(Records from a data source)
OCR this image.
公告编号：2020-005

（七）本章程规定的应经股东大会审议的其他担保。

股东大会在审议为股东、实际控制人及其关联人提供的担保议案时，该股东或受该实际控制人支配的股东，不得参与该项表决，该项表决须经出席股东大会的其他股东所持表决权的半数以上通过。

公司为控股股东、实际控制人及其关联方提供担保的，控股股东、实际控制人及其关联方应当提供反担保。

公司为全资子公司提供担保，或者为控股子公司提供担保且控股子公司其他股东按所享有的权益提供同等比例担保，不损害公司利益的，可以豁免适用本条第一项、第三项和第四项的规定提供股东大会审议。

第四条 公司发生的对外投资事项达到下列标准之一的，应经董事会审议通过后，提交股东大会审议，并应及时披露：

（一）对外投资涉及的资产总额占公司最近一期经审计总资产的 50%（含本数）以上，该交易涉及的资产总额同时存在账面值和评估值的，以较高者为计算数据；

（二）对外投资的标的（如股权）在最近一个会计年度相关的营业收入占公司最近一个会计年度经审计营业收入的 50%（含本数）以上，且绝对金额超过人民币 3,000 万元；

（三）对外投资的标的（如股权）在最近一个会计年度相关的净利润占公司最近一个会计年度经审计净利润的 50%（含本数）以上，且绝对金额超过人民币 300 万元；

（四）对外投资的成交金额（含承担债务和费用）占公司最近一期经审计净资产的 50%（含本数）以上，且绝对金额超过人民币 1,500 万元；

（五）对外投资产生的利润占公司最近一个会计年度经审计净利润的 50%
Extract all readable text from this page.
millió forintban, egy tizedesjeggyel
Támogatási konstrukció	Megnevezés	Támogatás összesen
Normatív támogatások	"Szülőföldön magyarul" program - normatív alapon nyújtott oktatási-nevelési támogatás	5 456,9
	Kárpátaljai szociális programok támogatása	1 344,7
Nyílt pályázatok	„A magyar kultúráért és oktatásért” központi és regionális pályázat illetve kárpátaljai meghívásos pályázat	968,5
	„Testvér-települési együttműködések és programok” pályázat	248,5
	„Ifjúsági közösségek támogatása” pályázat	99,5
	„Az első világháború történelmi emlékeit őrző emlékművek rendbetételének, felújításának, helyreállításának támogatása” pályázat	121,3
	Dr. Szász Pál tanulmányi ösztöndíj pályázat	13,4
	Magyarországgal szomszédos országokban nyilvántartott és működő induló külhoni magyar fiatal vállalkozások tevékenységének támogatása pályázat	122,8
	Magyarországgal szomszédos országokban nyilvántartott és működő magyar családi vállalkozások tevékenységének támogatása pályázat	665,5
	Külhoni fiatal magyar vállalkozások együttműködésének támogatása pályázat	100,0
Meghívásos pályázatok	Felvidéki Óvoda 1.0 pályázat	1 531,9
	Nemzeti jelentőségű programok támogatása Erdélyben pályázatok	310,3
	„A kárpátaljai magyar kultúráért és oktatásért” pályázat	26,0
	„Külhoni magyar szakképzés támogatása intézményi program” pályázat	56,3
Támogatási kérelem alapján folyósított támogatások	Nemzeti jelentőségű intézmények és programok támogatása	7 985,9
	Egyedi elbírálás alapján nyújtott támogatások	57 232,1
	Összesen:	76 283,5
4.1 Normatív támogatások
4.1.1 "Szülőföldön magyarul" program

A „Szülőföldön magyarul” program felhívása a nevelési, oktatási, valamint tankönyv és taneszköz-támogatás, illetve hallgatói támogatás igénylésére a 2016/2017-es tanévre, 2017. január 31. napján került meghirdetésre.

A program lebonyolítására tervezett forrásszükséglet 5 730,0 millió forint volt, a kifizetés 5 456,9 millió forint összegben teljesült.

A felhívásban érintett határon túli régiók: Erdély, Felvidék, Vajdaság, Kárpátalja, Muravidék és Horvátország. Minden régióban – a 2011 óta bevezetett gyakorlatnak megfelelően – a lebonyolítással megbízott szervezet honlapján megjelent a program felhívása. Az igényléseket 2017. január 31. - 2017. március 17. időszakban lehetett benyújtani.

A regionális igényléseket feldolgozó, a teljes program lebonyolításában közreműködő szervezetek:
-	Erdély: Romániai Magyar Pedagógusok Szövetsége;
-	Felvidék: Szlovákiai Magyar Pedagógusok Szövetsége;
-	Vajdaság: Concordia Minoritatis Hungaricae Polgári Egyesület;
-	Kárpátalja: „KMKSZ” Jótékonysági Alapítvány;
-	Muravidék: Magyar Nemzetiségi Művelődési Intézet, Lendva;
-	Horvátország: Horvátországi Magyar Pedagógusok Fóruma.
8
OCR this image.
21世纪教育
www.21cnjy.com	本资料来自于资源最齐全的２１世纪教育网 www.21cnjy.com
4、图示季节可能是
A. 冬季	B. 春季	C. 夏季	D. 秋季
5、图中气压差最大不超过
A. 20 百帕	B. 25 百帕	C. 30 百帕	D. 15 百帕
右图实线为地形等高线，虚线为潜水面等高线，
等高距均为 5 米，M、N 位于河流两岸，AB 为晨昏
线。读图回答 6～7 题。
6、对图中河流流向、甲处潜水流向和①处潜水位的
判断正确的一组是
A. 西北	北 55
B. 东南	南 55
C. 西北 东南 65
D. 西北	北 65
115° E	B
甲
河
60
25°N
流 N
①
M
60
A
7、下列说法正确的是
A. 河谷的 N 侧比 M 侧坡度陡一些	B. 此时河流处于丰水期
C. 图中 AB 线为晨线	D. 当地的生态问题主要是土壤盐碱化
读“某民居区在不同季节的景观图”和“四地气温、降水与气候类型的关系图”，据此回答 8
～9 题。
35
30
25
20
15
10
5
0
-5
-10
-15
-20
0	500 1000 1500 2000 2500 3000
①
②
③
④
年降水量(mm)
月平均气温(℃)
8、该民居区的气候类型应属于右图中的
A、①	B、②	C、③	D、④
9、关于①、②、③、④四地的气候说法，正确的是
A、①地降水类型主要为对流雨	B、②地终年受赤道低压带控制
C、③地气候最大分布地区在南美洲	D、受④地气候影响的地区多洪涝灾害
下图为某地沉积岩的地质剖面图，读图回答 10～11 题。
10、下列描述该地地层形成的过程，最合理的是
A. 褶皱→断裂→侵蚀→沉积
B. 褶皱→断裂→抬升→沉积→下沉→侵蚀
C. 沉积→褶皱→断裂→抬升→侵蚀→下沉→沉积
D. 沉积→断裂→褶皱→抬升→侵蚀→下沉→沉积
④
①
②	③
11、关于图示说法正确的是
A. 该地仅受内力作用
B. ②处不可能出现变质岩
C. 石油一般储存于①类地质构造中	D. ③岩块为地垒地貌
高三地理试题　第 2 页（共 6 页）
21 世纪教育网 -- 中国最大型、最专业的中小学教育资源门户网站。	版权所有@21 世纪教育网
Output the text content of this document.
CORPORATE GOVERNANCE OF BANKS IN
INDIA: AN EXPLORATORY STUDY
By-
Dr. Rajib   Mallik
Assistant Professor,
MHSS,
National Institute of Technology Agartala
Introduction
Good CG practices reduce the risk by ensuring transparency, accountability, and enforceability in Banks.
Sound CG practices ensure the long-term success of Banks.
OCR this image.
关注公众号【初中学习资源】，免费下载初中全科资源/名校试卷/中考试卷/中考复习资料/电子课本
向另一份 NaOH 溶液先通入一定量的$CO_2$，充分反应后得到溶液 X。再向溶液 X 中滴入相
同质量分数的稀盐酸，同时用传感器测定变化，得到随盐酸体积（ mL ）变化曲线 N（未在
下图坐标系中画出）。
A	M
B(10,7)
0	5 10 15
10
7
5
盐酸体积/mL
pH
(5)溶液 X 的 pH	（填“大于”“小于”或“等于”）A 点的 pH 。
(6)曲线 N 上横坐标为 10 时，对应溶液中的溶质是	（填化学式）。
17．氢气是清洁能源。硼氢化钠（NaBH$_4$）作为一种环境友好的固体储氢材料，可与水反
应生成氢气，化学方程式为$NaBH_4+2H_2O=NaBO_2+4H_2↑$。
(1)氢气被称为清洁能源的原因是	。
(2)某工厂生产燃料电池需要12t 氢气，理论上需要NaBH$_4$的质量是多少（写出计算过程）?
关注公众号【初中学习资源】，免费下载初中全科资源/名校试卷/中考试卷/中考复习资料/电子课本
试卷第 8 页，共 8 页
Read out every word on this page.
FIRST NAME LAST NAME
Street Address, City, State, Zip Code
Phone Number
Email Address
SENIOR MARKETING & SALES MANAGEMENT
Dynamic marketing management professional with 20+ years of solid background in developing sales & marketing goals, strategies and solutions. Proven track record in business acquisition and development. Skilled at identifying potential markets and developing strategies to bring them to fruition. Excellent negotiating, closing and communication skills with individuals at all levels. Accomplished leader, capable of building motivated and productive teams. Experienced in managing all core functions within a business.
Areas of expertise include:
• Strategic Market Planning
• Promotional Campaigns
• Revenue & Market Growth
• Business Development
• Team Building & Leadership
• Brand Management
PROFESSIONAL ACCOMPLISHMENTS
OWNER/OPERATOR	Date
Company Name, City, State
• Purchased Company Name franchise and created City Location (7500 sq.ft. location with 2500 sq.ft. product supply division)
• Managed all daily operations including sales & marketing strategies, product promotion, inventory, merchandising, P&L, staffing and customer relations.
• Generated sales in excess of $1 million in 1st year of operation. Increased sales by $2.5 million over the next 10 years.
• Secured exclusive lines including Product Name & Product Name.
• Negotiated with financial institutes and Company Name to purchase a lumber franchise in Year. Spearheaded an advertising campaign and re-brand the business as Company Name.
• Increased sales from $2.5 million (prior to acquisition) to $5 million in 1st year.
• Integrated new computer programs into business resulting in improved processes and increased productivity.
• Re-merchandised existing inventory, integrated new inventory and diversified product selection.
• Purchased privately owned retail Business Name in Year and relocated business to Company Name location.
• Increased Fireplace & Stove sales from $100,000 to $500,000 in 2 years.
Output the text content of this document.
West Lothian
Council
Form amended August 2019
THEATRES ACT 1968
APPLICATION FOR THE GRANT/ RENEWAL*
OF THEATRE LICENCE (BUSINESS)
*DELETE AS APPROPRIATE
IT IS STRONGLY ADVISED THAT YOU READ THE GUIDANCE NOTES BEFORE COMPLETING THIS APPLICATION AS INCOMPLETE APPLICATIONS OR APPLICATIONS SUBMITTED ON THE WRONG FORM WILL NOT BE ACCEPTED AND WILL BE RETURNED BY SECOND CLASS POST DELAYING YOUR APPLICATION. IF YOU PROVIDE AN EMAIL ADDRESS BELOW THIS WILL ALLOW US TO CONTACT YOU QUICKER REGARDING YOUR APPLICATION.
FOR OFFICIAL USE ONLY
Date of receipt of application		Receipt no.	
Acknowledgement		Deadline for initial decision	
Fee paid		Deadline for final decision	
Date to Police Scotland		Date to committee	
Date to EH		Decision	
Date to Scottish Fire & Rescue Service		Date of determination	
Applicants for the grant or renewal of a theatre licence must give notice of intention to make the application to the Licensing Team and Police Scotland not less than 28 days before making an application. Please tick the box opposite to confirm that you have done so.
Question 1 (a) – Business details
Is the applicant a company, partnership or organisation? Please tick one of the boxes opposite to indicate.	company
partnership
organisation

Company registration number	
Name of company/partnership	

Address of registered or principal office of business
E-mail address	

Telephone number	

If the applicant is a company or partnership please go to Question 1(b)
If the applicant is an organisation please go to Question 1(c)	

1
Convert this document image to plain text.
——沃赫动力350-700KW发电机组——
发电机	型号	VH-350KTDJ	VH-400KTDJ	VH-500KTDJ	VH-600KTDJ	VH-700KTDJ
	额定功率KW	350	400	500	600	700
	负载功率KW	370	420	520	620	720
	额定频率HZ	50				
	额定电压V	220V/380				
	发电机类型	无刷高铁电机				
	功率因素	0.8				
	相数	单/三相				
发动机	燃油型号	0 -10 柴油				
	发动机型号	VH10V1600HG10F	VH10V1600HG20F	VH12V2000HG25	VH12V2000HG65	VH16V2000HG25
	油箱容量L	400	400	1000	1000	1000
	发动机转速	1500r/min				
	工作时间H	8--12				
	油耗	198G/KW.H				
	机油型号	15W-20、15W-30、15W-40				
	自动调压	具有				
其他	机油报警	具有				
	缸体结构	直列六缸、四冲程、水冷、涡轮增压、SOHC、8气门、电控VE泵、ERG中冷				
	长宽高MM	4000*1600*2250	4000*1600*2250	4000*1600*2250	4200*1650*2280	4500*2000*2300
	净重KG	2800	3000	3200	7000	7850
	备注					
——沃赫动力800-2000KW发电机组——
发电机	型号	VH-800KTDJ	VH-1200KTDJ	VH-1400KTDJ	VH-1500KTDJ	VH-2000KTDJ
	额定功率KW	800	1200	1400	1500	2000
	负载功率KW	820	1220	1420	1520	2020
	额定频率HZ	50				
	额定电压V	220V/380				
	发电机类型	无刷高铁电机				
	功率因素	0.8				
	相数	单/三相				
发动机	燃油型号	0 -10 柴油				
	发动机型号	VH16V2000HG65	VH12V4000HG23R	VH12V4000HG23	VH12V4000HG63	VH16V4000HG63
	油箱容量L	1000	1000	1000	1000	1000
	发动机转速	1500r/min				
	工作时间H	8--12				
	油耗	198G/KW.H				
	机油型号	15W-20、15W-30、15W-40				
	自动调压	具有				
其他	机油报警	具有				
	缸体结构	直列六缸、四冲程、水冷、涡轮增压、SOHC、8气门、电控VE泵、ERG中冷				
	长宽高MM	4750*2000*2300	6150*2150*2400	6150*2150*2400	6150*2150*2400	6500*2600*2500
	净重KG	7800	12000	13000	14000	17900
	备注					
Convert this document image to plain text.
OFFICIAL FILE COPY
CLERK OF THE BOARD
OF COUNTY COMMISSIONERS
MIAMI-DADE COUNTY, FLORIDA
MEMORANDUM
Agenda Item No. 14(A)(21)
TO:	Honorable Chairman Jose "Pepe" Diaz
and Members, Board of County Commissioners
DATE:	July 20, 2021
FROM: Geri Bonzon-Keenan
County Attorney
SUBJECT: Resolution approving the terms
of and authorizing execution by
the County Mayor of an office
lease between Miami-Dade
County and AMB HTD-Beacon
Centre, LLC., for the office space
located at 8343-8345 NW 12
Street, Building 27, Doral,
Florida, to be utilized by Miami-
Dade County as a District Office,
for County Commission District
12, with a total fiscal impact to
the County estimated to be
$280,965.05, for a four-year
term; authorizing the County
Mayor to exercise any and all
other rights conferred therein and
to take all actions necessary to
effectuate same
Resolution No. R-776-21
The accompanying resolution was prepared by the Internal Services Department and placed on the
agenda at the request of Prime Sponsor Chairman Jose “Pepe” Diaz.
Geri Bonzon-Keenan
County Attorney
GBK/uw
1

» **Job**
Check the records above line by line and tally those holding the string "Police". Answer with the number only.

» **Task result**
2